Directions for this task> Select from the data all lines with the word "rechtsextremistischen".

## Start Input records

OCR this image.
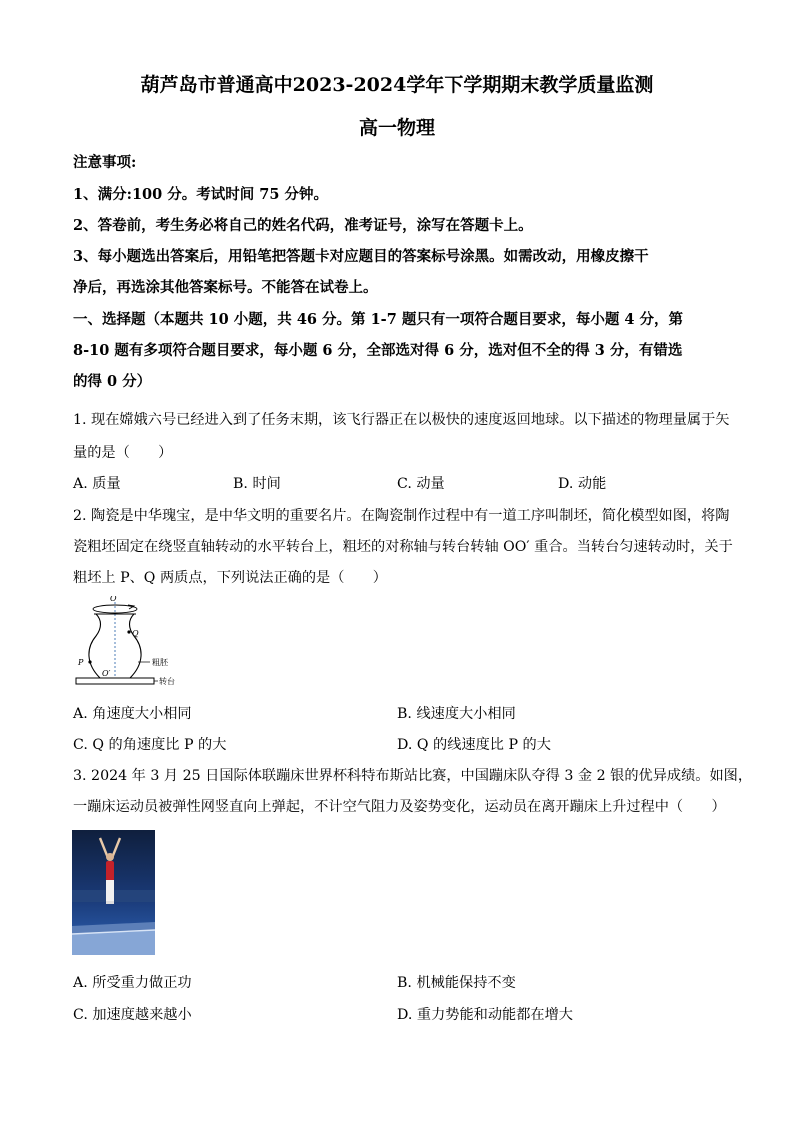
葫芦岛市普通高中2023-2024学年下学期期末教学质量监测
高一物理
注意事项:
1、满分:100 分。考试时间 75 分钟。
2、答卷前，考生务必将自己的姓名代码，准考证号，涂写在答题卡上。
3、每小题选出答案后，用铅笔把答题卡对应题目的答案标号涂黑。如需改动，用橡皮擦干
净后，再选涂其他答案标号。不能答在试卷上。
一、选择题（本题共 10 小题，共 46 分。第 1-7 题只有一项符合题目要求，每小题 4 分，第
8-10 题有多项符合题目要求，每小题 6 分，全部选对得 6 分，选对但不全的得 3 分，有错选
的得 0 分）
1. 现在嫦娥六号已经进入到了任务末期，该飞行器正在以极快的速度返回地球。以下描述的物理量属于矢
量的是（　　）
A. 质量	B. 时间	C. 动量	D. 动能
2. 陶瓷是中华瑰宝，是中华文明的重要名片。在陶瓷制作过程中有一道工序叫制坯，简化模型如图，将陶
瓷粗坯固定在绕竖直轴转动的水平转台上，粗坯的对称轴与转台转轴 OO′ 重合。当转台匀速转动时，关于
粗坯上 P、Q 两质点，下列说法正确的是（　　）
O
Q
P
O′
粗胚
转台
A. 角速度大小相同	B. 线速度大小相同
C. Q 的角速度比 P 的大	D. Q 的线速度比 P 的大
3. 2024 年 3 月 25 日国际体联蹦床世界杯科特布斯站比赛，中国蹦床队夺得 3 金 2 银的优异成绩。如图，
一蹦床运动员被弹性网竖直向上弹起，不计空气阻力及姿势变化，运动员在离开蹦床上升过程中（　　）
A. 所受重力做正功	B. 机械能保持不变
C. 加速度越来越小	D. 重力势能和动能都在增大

## End Input records
## Start Input records

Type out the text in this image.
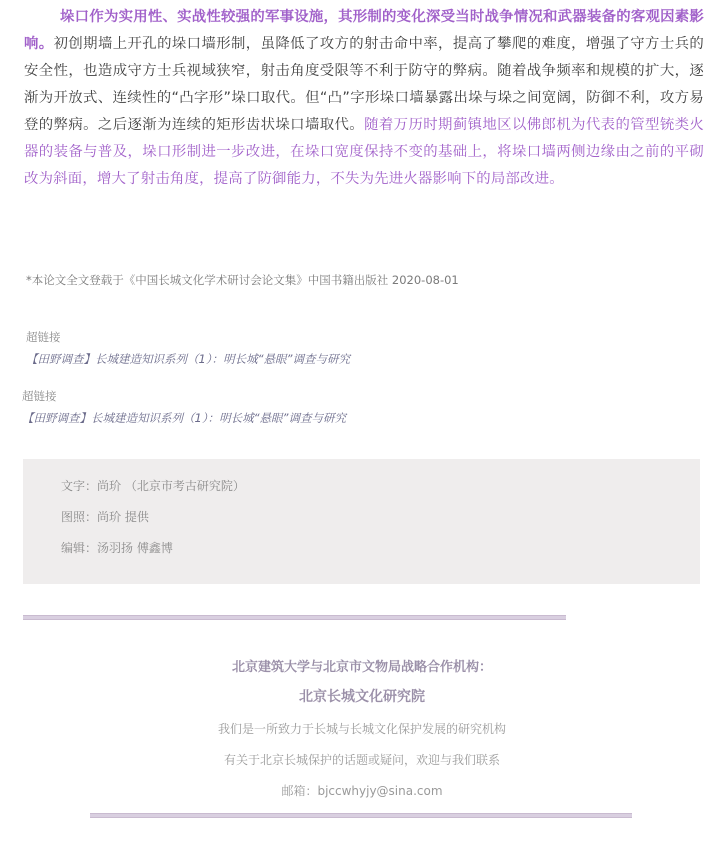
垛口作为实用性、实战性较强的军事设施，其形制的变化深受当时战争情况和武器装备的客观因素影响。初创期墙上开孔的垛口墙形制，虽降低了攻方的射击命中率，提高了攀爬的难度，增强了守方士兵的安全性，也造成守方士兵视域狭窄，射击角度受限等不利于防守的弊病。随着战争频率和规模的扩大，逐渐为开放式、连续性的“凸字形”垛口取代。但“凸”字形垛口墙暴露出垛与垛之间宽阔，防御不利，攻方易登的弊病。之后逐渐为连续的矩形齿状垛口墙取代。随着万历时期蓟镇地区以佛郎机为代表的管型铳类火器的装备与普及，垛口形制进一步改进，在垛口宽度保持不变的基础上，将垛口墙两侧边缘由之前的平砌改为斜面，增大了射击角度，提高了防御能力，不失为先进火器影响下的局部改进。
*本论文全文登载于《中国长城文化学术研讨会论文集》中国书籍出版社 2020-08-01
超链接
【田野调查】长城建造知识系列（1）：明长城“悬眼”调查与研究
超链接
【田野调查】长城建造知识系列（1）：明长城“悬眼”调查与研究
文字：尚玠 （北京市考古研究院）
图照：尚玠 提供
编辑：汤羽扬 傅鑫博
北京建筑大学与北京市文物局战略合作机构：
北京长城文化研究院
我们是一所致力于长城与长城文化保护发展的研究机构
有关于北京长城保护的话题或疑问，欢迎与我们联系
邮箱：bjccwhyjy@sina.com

## End Input records
## Start Input records

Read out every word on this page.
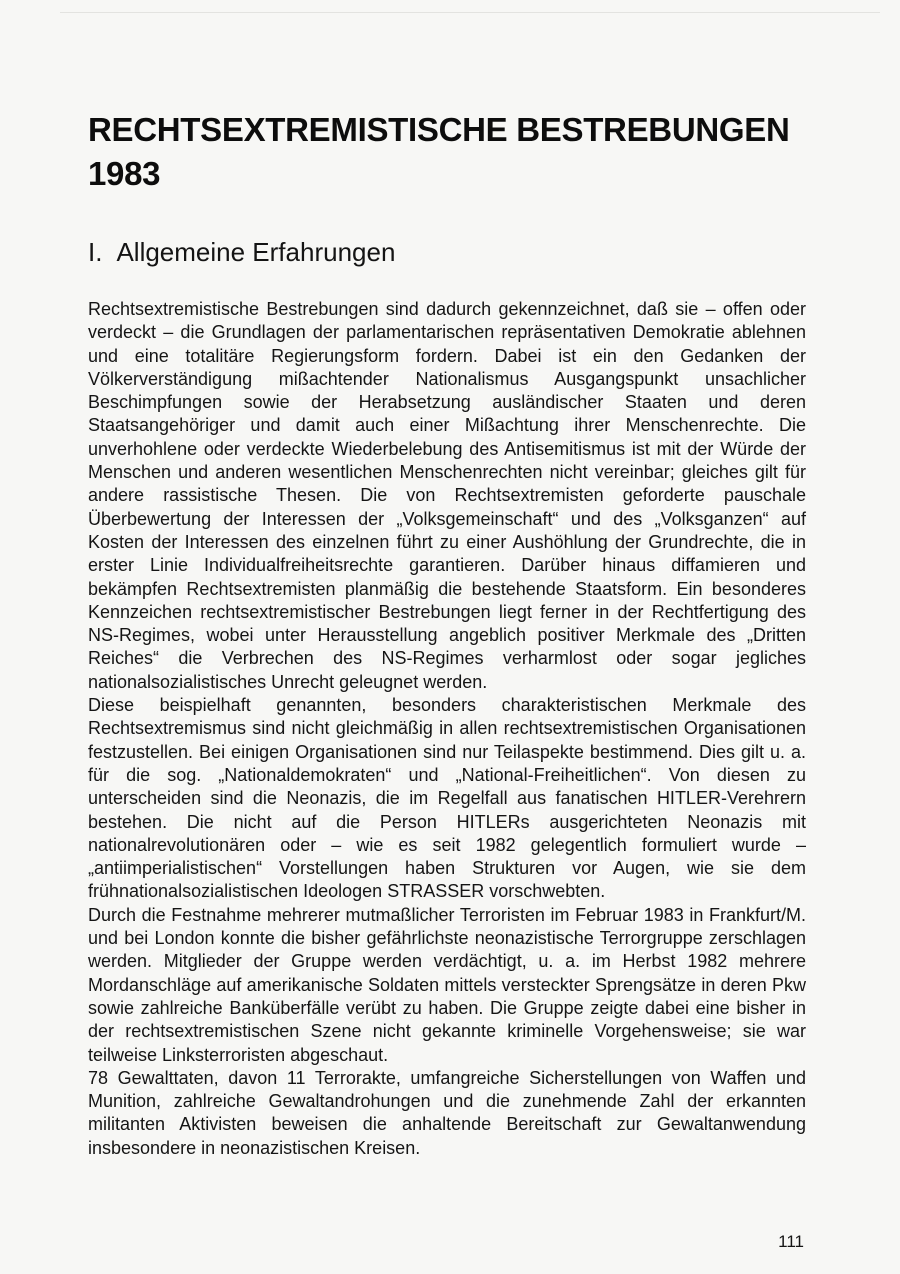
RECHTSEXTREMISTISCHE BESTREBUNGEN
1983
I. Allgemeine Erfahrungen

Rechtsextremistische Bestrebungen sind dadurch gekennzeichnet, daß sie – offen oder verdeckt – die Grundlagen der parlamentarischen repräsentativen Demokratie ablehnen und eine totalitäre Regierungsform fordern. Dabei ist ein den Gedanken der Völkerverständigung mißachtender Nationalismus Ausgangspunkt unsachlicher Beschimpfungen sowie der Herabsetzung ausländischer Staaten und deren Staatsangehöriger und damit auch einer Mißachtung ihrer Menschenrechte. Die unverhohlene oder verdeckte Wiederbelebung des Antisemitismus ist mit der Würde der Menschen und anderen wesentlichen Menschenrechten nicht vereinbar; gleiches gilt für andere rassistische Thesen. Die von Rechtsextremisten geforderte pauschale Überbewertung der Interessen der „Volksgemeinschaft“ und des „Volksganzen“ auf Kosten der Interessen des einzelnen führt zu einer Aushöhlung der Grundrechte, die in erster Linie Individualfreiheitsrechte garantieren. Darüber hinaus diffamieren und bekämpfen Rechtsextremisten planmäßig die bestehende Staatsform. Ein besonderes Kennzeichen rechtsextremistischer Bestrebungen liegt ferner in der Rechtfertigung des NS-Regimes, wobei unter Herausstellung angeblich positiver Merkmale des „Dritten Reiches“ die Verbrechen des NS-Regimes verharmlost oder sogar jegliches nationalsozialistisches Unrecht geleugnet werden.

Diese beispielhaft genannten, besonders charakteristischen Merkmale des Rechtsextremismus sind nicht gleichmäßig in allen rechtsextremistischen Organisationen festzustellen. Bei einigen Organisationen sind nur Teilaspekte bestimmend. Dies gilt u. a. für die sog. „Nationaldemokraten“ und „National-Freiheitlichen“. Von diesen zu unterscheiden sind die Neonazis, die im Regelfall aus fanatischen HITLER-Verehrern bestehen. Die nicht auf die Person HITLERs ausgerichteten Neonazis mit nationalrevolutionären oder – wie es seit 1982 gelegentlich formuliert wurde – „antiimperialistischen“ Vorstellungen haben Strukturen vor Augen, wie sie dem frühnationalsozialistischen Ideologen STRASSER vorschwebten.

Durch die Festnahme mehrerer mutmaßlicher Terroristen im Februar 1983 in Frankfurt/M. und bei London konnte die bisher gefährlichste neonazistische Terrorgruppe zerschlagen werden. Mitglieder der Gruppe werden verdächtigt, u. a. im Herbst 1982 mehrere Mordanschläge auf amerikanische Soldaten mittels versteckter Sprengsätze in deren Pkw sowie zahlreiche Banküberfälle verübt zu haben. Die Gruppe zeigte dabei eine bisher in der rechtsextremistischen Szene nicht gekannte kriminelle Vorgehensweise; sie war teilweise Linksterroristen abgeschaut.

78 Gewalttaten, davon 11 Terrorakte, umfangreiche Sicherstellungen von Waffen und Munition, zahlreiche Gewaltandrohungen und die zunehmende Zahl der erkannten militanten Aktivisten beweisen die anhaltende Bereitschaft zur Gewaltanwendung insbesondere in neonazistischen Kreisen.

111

## End Input records

Full output>
Diese beispielhaft genannten, besonders charakteristischen Merkmale des Rechtsextremismus sind nicht gleichmäßig in allen rechtsextremistischen Organisationen festzustellen. Bei einigen Organisationen sind nur Teilaspekte bestimmend. Dies gilt u. a. für die sog. „Nationaldemokraten“ und „National-Freiheitlichen“. Von diesen zu unterscheiden sind die Neonazis, die im Regelfall aus fanatischen HITLER-Verehrern bestehen. Die nicht auf die Person HITLERs ausgerichteten Neonazis mit nationalrevolutionären oder – wie es seit 1982 gelegentlich formuliert wurde – „antiimperialistischen“ Vorstellungen haben Strukturen vor Augen, wie sie dem frühnationalsozialistischen Ideologen STRASSER vorschwebten.
Durch die Festnahme mehrerer mutmaßlicher Terroristen im Februar 1983 in Frankfurt/M. und bei London konnte die bisher gefährlichste neonazistische Terrorgruppe zerschlagen werden. Mitglieder der Gruppe werden verdächtigt, u. a. im Herbst 1982 mehrere Mordanschläge auf amerikanische Soldaten mittels versteckter Sprengsätze in deren Pkw sowie zahlreiche Banküberfälle verübt zu haben. Die Gruppe zeigte dabei eine bisher in der rechtsextremistischen Szene nicht gekannte kriminelle Vorgehensweise; sie war teilweise Linksterroristen abgeschaut.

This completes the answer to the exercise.